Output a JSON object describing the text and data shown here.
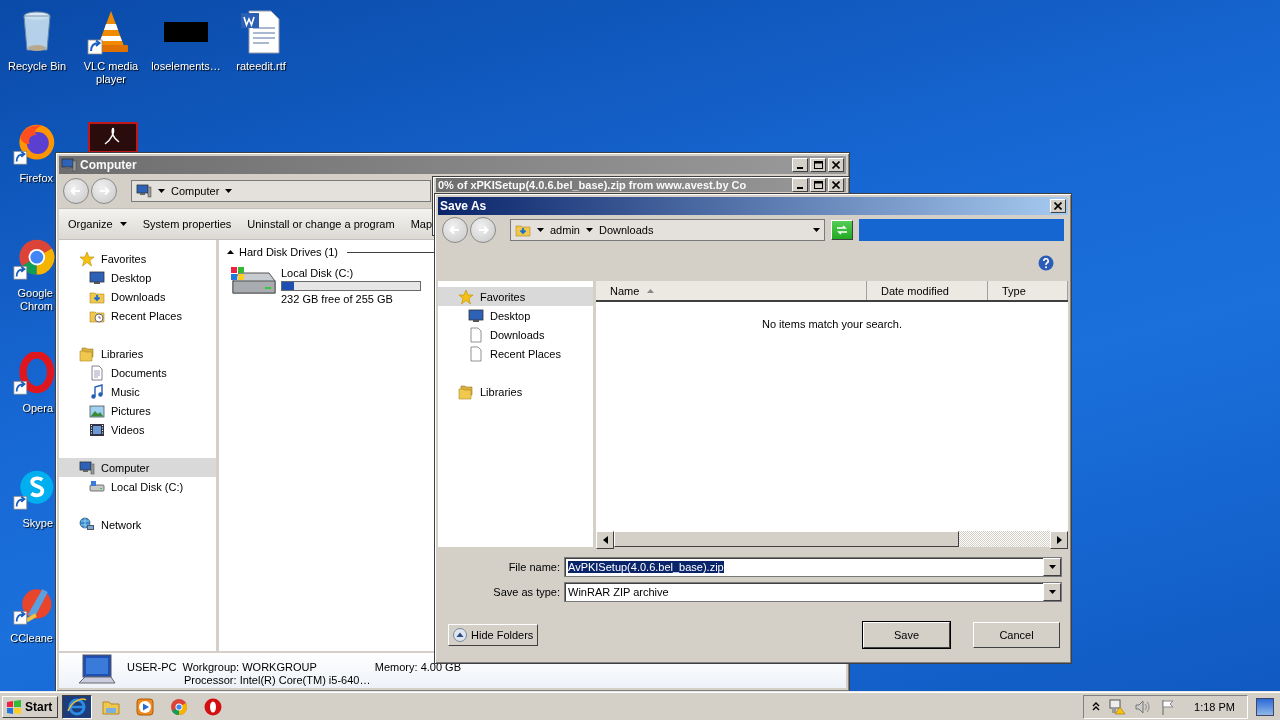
{
  "desktop": {
    "top_icons": [
      {
        "label": "Recycle Bin",
        "kind": "recycle"
      },
      {
        "label": "VLC media player",
        "kind": "vlc"
      },
      {
        "label": "loselements…",
        "kind": "thumbnail"
      },
      {
        "label": "rateedit.rtf",
        "kind": "word"
      }
    ],
    "side_icons": [
      {
        "label": "Firefox",
        "kind": "firefox"
      },
      {
        "label": "Google Chrom",
        "kind": "chrome"
      },
      {
        "label": "Opera",
        "kind": "opera"
      },
      {
        "label": "Skype",
        "kind": "skype"
      },
      {
        "label": "CCleane",
        "kind": "ccleaner"
      }
    ]
  },
  "computer_window": {
    "title": "Computer",
    "address": "Computer",
    "toolbar": [
      {
        "label": "Organize",
        "kind": "menu"
      },
      {
        "label": "System properties",
        "kind": "command"
      },
      {
        "label": "Uninstall or change a program",
        "kind": "command"
      },
      {
        "label": "Map",
        "kind": "command"
      }
    ],
    "nav": [
      {
        "label": "Favorites",
        "kind": "star",
        "selected": false,
        "children": [
          {
            "label": "Desktop",
            "kind": "monitor",
            "selected": false
          },
          {
            "label": "Downloads",
            "kind": "download-folder",
            "selected": false
          },
          {
            "label": "Recent Places",
            "kind": "clock-folder",
            "selected": false
          }
        ]
      },
      {
        "label": "Libraries",
        "kind": "library",
        "selected": false,
        "children": [
          {
            "label": "Documents",
            "kind": "document",
            "selected": false
          },
          {
            "label": "Music",
            "kind": "music",
            "selected": false
          },
          {
            "label": "Pictures",
            "kind": "picture",
            "selected": false
          },
          {
            "label": "Videos",
            "kind": "film",
            "selected": false
          }
        ]
      },
      {
        "label": "Computer",
        "kind": "computer",
        "selected": true,
        "children": [
          {
            "label": "Local Disk (C:)",
            "kind": "drive",
            "selected": false
          }
        ]
      },
      {
        "label": "Network",
        "kind": "network",
        "selected": false
      }
    ],
    "group": "Hard Disk Drives (1)",
    "drives": [
      {
        "name": "Local Disk (C:)",
        "level": 0.09,
        "space": "232 GB free of 255 GB"
      }
    ],
    "details": {
      "name": "USER-PC",
      "workgroup": "Workgroup: WORKGROUP",
      "memory": "Memory: 4.00 GB",
      "processor": "Processor: Intel(R) Core(TM) i5-640…"
    }
  },
  "download_window": {
    "title": "0% of xPKISetup(4.0.6.bel_base).zip from www.avest.by Co"
  },
  "save_dialog": {
    "title": "Save As",
    "path": [
      "admin",
      "Downloads"
    ],
    "nav": [
      {
        "label": "Favorites",
        "kind": "star",
        "selected": true,
        "children": [
          {
            "label": "Desktop",
            "kind": "monitor",
            "selected": false
          },
          {
            "label": "Downloads",
            "kind": "page",
            "selected": false
          },
          {
            "label": "Recent Places",
            "kind": "page",
            "selected": false
          }
        ]
      },
      {
        "label": "Libraries",
        "kind": "library",
        "selected": false
      }
    ],
    "columns": [
      {
        "label": "Name",
        "sorted": true
      },
      {
        "label": "Date modified",
        "sorted": false
      },
      {
        "label": "Type",
        "sorted": false
      }
    ],
    "empty_message": "No items match your search.",
    "fields": [
      {
        "label": "File name:",
        "value": "AvPKISetup(4.0.6.bel_base).zip",
        "selected": true
      },
      {
        "label": "Save as type:",
        "value": "WinRAR ZIP archive",
        "selected": false
      }
    ],
    "hide_folders": "Hide Folders",
    "buttons": [
      {
        "label": "Save",
        "default": true
      },
      {
        "label": "Cancel",
        "default": false
      }
    ]
  },
  "taskbar": {
    "start": "Start",
    "apps": [
      {
        "kind": "ie",
        "selected": true
      },
      {
        "kind": "explorer",
        "selected": false
      },
      {
        "kind": "media",
        "selected": false
      },
      {
        "kind": "chrome",
        "selected": false
      },
      {
        "kind": "opera",
        "selected": false
      }
    ],
    "clock": "1:18 PM"
  }
}
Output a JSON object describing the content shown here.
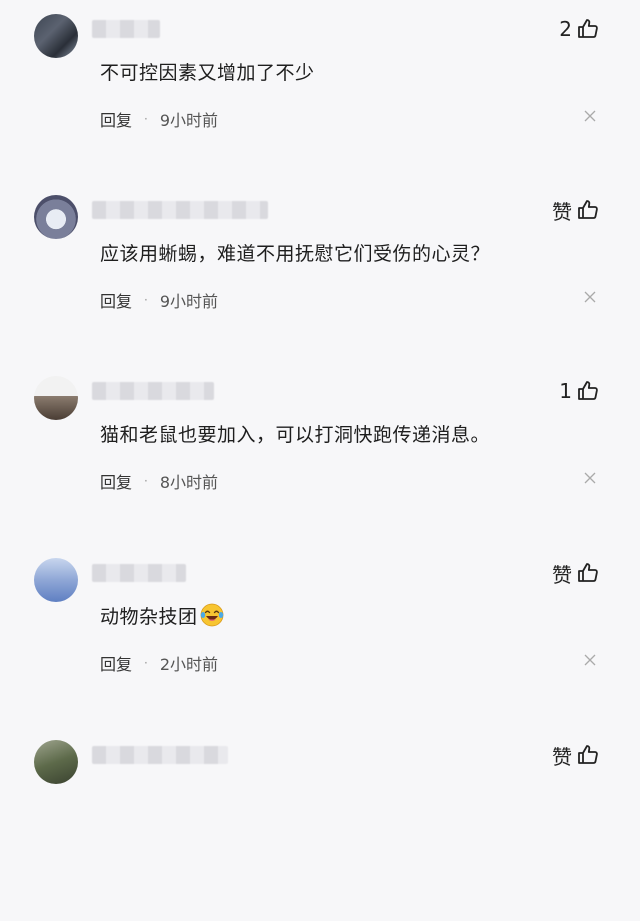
{
  "comments": [
    {
      "text": "不可控因素又增加了不少",
      "reply_label": "回复",
      "time": "9小时前",
      "like_label": "2"
    },
    {
      "text": "应该用蜥蜴，难道不用抚慰它们受伤的心灵？",
      "reply_label": "回复",
      "time": "9小时前",
      "like_label": "赞"
    },
    {
      "text": "猫和老鼠也要加入，可以打洞快跑传递消息。",
      "reply_label": "回复",
      "time": "8小时前",
      "like_label": "1"
    },
    {
      "text": "动物杂技团",
      "reply_label": "回复",
      "time": "2小时前",
      "like_label": "赞",
      "emoji": "laughing-crying-emoji"
    },
    {
      "like_label": "赞"
    }
  ],
  "separator": "·",
  "icons": {
    "like": "thumbs-up-icon",
    "close": "close-icon"
  },
  "colors": {
    "background": "#f7f7f9",
    "text": "#1e1e1e",
    "meta": "#555555"
  }
}
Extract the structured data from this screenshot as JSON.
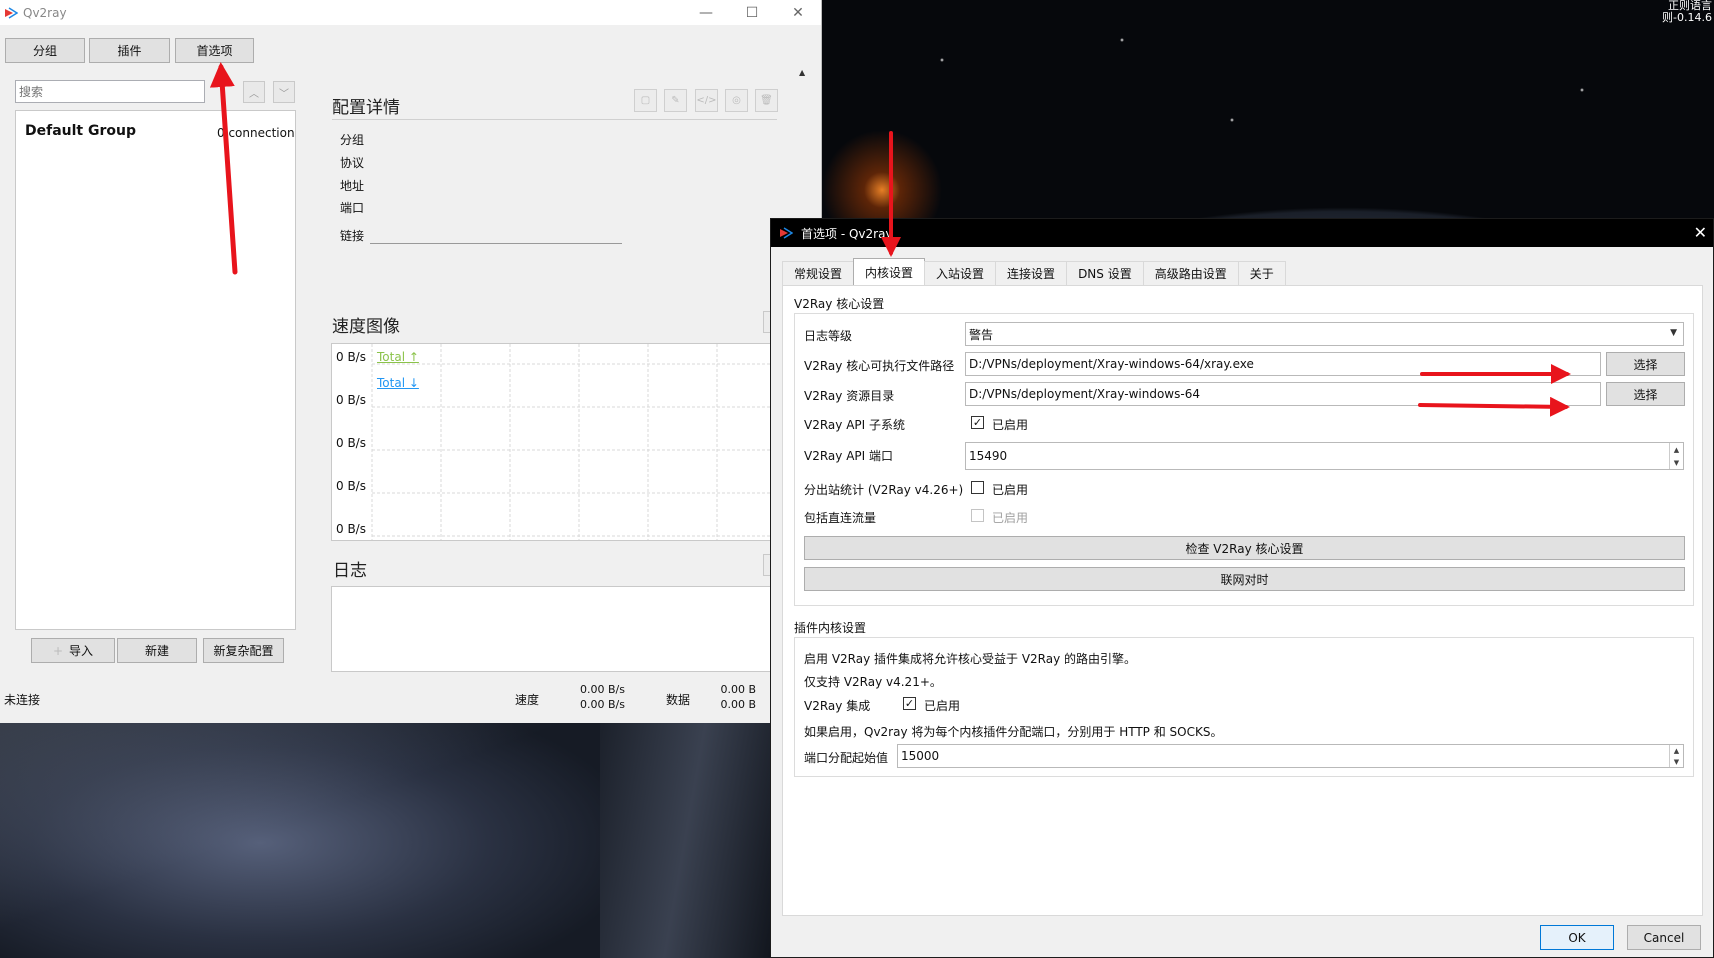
{
  "desktop": {
    "corner_text_lines": [
      "正则语言",
      "则-0.14.6"
    ]
  },
  "main_window": {
    "title": "Qv2ray",
    "controls": {
      "minimize": "—",
      "maximize": "☐",
      "close": "✕"
    },
    "toolbar": {
      "group_label": "分组",
      "plugins_label": "插件",
      "preferences_label": "首选项"
    },
    "search": {
      "placeholder": "搜索"
    },
    "groups": [
      {
        "name": "Default Group",
        "count": "0 connection"
      }
    ],
    "bottom_buttons": {
      "import": "导入",
      "new": "新建",
      "new_complex": "新复杂配置"
    },
    "details": {
      "title": "配置详情",
      "fields": {
        "group": "分组",
        "protocol": "协议",
        "address": "地址",
        "port": "端口",
        "link": "链接"
      }
    },
    "speed_chart": {
      "title": "速度图像",
      "y_ticks": [
        "0 B/s",
        "0 B/s",
        "0 B/s",
        "0 B/s",
        "0 B/s"
      ],
      "legend": [
        {
          "label": "Total ↑",
          "color": "#8bc34a"
        },
        {
          "label": "Total ↓",
          "color": "#2196f3"
        }
      ]
    },
    "log": {
      "title": "日志"
    },
    "status": {
      "connection": "未连接",
      "speed_label": "速度",
      "speed_up": "0.00 B/s",
      "speed_down": "0.00 B/s",
      "data_label": "数据",
      "data_up": "0.00 B",
      "data_down": "0.00 B"
    }
  },
  "preferences": {
    "title": "首选项 - Qv2ray",
    "close": "✕",
    "tabs": [
      "常规设置",
      "内核设置",
      "入站设置",
      "连接设置",
      "DNS 设置",
      "高级路由设置",
      "关于"
    ],
    "active_tab": "内核设置",
    "core_section": {
      "title": "V2Ray 核心设置",
      "log_level_label": "日志等级",
      "log_level_value": "警告",
      "exe_path_label": "V2Ray 核心可执行文件路径",
      "exe_path_value": "D:/VPNs/deployment/Xray-windows-64/xray.exe",
      "asset_dir_label": "V2Ray 资源目录",
      "asset_dir_value": "D:/VPNs/deployment/Xray-windows-64",
      "browse_label": "选择",
      "api_label": "V2Ray API 子系统",
      "api_enabled": true,
      "api_port_label": "V2Ray API 端口",
      "api_port_value": "15490",
      "outbound_stats_label": "分出站统计 (V2Ray v4.26+)",
      "outbound_stats_enabled": false,
      "direct_traffic_label": "包括直连流量",
      "direct_traffic_enabled": false,
      "enabled_text": "已启用",
      "check_button": "检查 V2Ray 核心设置",
      "sync_time_button": "联网对时"
    },
    "plugin_section": {
      "title": "插件内核设置",
      "desc1": "启用 V2Ray 插件集成将允许核心受益于 V2Ray 的路由引擎。",
      "desc2": "仅支持 V2Ray v4.21+。",
      "integration_label": "V2Ray 集成",
      "integration_enabled": true,
      "enabled_text": "已启用",
      "desc3": "如果启用，Qv2ray 将为每个内核插件分配端口，分别用于 HTTP 和 SOCKS。",
      "port_start_label": "端口分配起始值",
      "port_start_value": "15000"
    },
    "ok_label": "OK",
    "cancel_label": "Cancel"
  },
  "colors": {
    "annotation_arrow": "#e8141c",
    "ok_border": "#0078d7",
    "upload_series": "#8bc34a",
    "download_series": "#2196f3"
  }
}
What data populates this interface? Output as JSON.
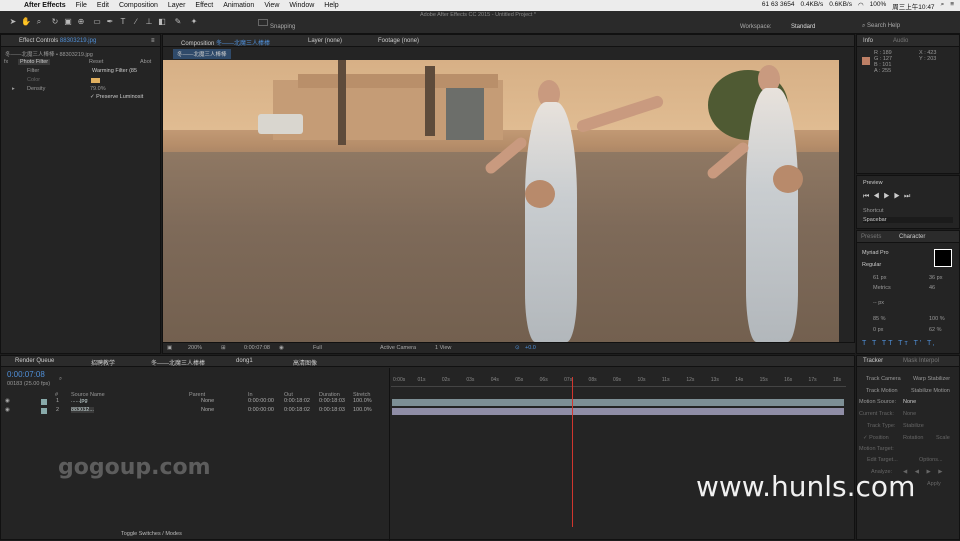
{
  "menubar": {
    "app": "After Effects",
    "items": [
      "File",
      "Edit",
      "Composition",
      "Layer",
      "Effect",
      "Animation",
      "View",
      "Window",
      "Help"
    ],
    "status": {
      "network": "61 63 3654",
      "speed_up": "0.4KB/s",
      "speed_down": "0.6KB/s",
      "battery": "100%",
      "time": "周三上午10:47"
    }
  },
  "toolbar": {
    "snapping": "Snapping",
    "title": "Adobe After Effects CC 2015 - Untitled Project *",
    "workspace_label": "Workspace:",
    "workspace": "Standard",
    "search": "Search Help"
  },
  "effect_controls": {
    "tab": "Effect Controls",
    "file": "88303219.jpg",
    "breadcrumb": "冬——北魔三人棒棒 • 88303219.jpg",
    "effect": "Photo Filter",
    "reset": "Reset",
    "about": "Abot",
    "rows": [
      {
        "name": "Filter",
        "value": "Warming Filter (85"
      },
      {
        "name": "Color",
        "value": ""
      },
      {
        "name": "Density",
        "value": "79.0%"
      },
      {
        "name": "",
        "value": "Preserve Luminosit"
      }
    ]
  },
  "comp": {
    "tab": "Composition",
    "comp_name": "冬——北魔三人棒棒",
    "layer_tab": "Layer (none)",
    "footage_tab": "Footage (none)",
    "sub_tab": "冬——北魔三人棒棒",
    "zoom": "200%",
    "timecode": "0:00:07:08",
    "resolution": "Full",
    "camera": "Active Camera",
    "view": "1 View",
    "exposure": "+0.0"
  },
  "info": {
    "tab": "Info",
    "tab2": "Audio",
    "r": "R : 189",
    "g": "G : 127",
    "b": "B : 101",
    "a": "A : 255",
    "x": "X : 423",
    "y": "Y : 203"
  },
  "preview": {
    "title": "Preview",
    "shortcut_label": "Shortcut",
    "shortcut": "Spacebar"
  },
  "character": {
    "tab1": "Presets",
    "tab2": "Character",
    "font": "Myriad Pro",
    "style": "Regular",
    "size": "61 px",
    "leading": "36 px",
    "kerning": "Metrics",
    "tracking": "46",
    "px": "-- px",
    "vscale": "85 %",
    "hscale": "100 %",
    "baseline": "0 px",
    "tsume": "62 %"
  },
  "tracker": {
    "tab1": "Tracker",
    "tab2": "Mask Interpol",
    "track_camera": "Track Camera",
    "warp": "Warp Stabilizer",
    "track_motion": "Track Motion",
    "stabilize": "Stabilize Motion",
    "motion_source": "Motion Source:",
    "motion_source_val": "None",
    "current_track": "Current Track:",
    "current_track_val": "None",
    "track_type": "Track Type:",
    "track_type_val": "Stabilize",
    "position": "Position",
    "rotation": "Rotation",
    "scale": "Scale",
    "motion_target": "Motion Target:",
    "edit_target": "Edit Target...",
    "options": "Options...",
    "analyze": "Analyze:",
    "apply": "Apply"
  },
  "timeline": {
    "tabs": [
      "Render Queue",
      "招聘教学",
      "冬——北魔三人棒棒",
      "dong1",
      "高清图像"
    ],
    "timecode": "0:00:07:08",
    "frames": "00183 (25.00 fps)",
    "cols": [
      "#",
      "Source Name",
      "Parent",
      "In",
      "Out",
      "Duration",
      "Stretch"
    ],
    "layers": [
      {
        "num": "1",
        "name": "......jpg",
        "parent": "None",
        "in": "0:00:00:00",
        "out": "0:00:18:02",
        "dur": "0:00:18:03",
        "stretch": "100.0%"
      },
      {
        "num": "2",
        "name": "883032...",
        "parent": "None",
        "in": "0:00:00:00",
        "out": "0:00:18:02",
        "dur": "0:00:18:03",
        "stretch": "100.0%"
      }
    ],
    "ticks": [
      "0:00s",
      "01s",
      "02s",
      "03s",
      "04s",
      "05s",
      "06s",
      "07s",
      "08s",
      "09s",
      "10s",
      "11s",
      "12s",
      "13s",
      "14s",
      "15s",
      "16s",
      "17s",
      "18s"
    ],
    "toggle": "Toggle Switches / Modes"
  },
  "watermarks": {
    "left": "gogoup.com",
    "right": "www.hunls.com"
  }
}
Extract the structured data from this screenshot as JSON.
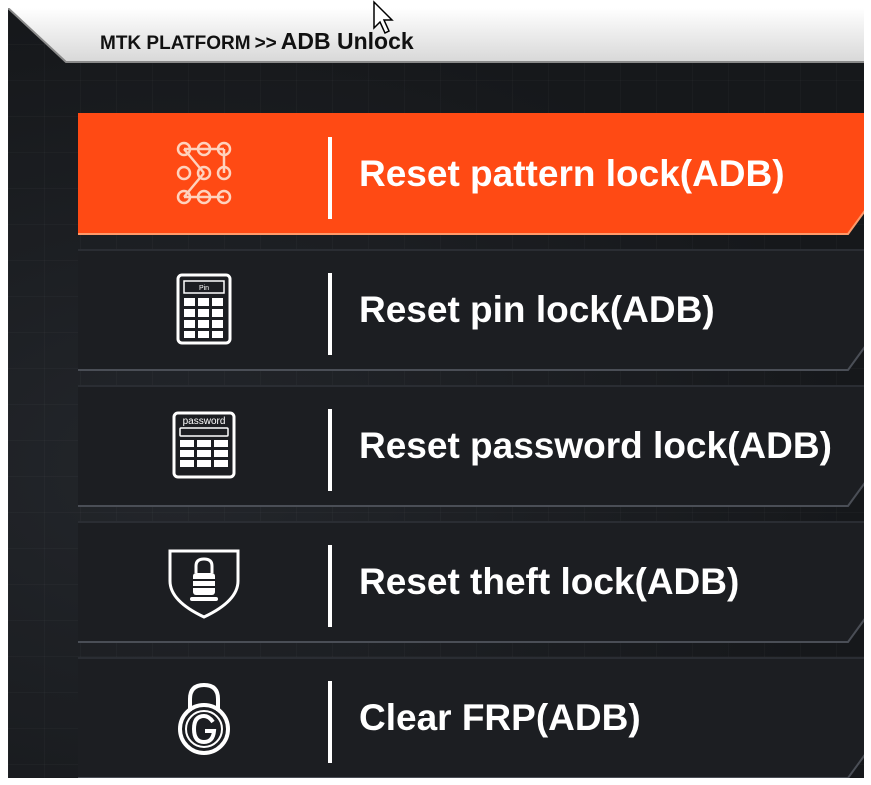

▶ [WRITTEN REQUEST] Pull out each line holding the string "here".

▶ [REPLY]
Output a JSON object describing the text and data shown here.
Output a JSON object describing the content shown here.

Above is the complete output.